Three-Party Quantum Key Agreement Protocol with Seven-Qubit Entangled States

Abstract

A new three-party quantum key agreement protocol based on seven-qubit states is proposed. In this protocol, each participant adopts different encryption methods to transmit a secret key of the same length. Subsequently, the participants utilize joint measurement to gain the ultimate shared secret key. No participant can determine the ultimate shared key by himself/herself. In addition, the proposed three-party quantum key agreement protocol could resist several well-known attacks. Compared with typical quantum key agreement protocols, our proposed three-party quantum key agreement protocol is more efficient.

1 Introduction

As a significant branch of quantum cryptography, quantum key agreement (QKA) can build secure key between or among participants and even can maintain the fairness of the participants’ contribution to the shared secret key.

Data records:
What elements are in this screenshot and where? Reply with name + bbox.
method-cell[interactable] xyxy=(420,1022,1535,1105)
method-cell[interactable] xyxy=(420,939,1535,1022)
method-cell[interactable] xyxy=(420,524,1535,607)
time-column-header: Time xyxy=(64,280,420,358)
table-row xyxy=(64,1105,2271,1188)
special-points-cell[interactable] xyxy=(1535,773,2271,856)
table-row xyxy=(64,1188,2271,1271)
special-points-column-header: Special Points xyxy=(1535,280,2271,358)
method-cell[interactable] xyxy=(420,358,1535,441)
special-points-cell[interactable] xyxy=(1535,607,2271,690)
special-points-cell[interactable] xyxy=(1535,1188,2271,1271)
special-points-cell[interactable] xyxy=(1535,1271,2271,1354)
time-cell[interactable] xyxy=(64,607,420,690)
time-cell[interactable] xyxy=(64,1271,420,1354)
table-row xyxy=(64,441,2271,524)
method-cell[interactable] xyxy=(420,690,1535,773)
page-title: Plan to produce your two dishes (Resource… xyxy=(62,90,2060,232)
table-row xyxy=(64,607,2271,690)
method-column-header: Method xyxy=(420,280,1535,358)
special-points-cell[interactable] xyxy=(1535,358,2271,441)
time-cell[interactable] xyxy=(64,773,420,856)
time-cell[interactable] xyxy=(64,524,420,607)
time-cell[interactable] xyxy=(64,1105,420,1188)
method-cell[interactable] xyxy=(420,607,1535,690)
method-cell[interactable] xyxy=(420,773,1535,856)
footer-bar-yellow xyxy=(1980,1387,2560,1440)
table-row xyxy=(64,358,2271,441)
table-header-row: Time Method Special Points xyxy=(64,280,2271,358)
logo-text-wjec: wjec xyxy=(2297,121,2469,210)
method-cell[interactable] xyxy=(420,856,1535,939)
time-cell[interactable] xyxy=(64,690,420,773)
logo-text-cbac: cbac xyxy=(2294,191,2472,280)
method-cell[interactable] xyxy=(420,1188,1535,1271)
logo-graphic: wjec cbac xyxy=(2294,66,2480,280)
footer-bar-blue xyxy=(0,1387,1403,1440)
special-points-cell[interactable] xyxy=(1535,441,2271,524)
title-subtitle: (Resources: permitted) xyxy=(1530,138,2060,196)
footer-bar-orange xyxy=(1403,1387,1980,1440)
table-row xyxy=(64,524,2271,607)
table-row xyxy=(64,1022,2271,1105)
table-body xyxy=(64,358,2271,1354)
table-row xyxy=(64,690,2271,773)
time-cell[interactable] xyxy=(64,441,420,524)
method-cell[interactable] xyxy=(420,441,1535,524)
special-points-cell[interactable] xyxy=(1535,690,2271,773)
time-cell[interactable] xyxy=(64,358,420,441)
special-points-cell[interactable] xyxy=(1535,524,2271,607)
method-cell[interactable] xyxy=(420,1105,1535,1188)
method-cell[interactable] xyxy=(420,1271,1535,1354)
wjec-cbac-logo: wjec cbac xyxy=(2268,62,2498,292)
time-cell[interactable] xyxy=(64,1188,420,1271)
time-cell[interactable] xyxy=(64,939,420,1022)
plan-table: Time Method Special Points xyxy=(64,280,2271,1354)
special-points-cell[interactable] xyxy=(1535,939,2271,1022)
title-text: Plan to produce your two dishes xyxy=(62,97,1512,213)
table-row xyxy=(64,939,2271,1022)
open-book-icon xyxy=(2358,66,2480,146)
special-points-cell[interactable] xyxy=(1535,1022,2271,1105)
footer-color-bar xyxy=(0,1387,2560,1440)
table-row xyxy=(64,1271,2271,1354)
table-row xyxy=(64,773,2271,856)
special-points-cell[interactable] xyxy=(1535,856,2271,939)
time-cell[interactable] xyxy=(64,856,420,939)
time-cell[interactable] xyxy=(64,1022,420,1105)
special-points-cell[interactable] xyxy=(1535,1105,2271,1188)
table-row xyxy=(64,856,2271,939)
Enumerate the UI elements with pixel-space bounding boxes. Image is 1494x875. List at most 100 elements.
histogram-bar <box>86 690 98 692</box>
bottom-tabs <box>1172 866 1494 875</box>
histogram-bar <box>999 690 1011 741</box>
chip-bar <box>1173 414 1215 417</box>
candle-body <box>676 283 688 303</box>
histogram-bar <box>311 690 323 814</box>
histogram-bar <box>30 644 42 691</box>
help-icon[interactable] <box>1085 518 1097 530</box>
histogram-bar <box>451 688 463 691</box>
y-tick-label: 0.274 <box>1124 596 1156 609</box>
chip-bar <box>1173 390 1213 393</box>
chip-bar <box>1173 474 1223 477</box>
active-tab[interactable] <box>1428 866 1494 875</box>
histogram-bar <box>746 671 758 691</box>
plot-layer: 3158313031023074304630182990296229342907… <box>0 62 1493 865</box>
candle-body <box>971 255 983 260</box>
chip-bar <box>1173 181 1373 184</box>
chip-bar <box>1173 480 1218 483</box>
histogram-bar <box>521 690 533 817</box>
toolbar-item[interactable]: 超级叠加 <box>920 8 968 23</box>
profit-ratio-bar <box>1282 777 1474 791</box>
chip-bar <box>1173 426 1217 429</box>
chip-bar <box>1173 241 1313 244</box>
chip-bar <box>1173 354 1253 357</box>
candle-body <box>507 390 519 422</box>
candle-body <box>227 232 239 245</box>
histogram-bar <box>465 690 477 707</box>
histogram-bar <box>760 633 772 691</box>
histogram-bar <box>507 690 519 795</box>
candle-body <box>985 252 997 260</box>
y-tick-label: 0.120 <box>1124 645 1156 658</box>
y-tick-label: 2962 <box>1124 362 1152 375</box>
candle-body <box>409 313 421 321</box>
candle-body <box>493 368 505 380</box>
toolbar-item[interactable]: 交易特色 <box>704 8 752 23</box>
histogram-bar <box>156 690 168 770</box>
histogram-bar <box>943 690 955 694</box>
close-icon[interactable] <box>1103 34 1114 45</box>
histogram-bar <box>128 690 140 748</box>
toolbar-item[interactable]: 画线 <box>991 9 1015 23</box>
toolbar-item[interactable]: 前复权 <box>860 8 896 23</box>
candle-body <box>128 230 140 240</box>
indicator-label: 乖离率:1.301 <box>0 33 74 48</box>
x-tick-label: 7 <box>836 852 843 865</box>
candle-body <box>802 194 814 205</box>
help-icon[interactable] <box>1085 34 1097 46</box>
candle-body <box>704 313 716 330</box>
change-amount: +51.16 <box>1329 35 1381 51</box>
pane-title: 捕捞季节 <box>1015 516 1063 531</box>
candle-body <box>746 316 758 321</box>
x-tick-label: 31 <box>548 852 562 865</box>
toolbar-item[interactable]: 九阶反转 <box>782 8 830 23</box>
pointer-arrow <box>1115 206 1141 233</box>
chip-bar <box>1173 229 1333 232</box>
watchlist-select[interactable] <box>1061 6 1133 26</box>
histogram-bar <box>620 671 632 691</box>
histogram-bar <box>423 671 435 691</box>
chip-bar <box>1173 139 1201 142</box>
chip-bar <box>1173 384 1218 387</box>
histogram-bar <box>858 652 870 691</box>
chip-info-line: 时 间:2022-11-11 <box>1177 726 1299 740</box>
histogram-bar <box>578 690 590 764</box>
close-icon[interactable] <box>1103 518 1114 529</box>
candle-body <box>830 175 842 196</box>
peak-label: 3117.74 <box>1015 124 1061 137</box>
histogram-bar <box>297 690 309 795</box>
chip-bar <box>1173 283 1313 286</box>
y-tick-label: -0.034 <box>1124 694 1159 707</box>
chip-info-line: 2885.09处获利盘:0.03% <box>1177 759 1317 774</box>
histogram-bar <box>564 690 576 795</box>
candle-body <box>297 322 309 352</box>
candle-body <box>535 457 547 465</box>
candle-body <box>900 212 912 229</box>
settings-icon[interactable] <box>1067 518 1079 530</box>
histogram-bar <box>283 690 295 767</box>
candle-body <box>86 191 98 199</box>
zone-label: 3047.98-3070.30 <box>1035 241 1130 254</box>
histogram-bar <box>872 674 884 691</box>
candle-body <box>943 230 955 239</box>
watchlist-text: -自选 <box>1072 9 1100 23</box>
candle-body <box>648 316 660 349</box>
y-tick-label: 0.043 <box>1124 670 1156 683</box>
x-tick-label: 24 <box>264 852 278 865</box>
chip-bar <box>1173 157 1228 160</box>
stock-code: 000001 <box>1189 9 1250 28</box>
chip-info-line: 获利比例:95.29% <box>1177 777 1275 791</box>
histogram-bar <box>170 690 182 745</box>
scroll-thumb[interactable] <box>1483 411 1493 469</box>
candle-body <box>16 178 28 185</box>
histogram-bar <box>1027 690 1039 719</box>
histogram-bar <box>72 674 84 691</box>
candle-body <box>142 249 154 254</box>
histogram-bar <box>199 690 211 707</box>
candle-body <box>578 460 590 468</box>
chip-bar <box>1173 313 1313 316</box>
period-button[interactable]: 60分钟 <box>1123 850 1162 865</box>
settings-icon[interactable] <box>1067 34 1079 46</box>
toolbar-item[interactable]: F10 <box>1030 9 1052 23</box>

Required actions:
A. In the quantum key agreement abstract, what do the participants use to obtain the ultimate shared secret key?
B. Copy the entries verbatim, starting at their first line and ending at the line containing "table-row xyxy=(64,1188,2271,1271)", with both ends included.

Exercise responses:
A. Joint measurement.

B.
What elements are in this screenshot and where? Reply with name + bbox.
method-cell[interactable] xyxy=(420,1022,1535,1105)
method-cell[interactable] xyxy=(420,939,1535,1022)
method-cell[interactable] xyxy=(420,524,1535,607)
time-column-header: Time xyxy=(64,280,420,358)
table-row xyxy=(64,1105,2271,1188)
special-points-cell[interactable] xyxy=(1535,773,2271,856)
table-row xyxy=(64,1188,2271,1271)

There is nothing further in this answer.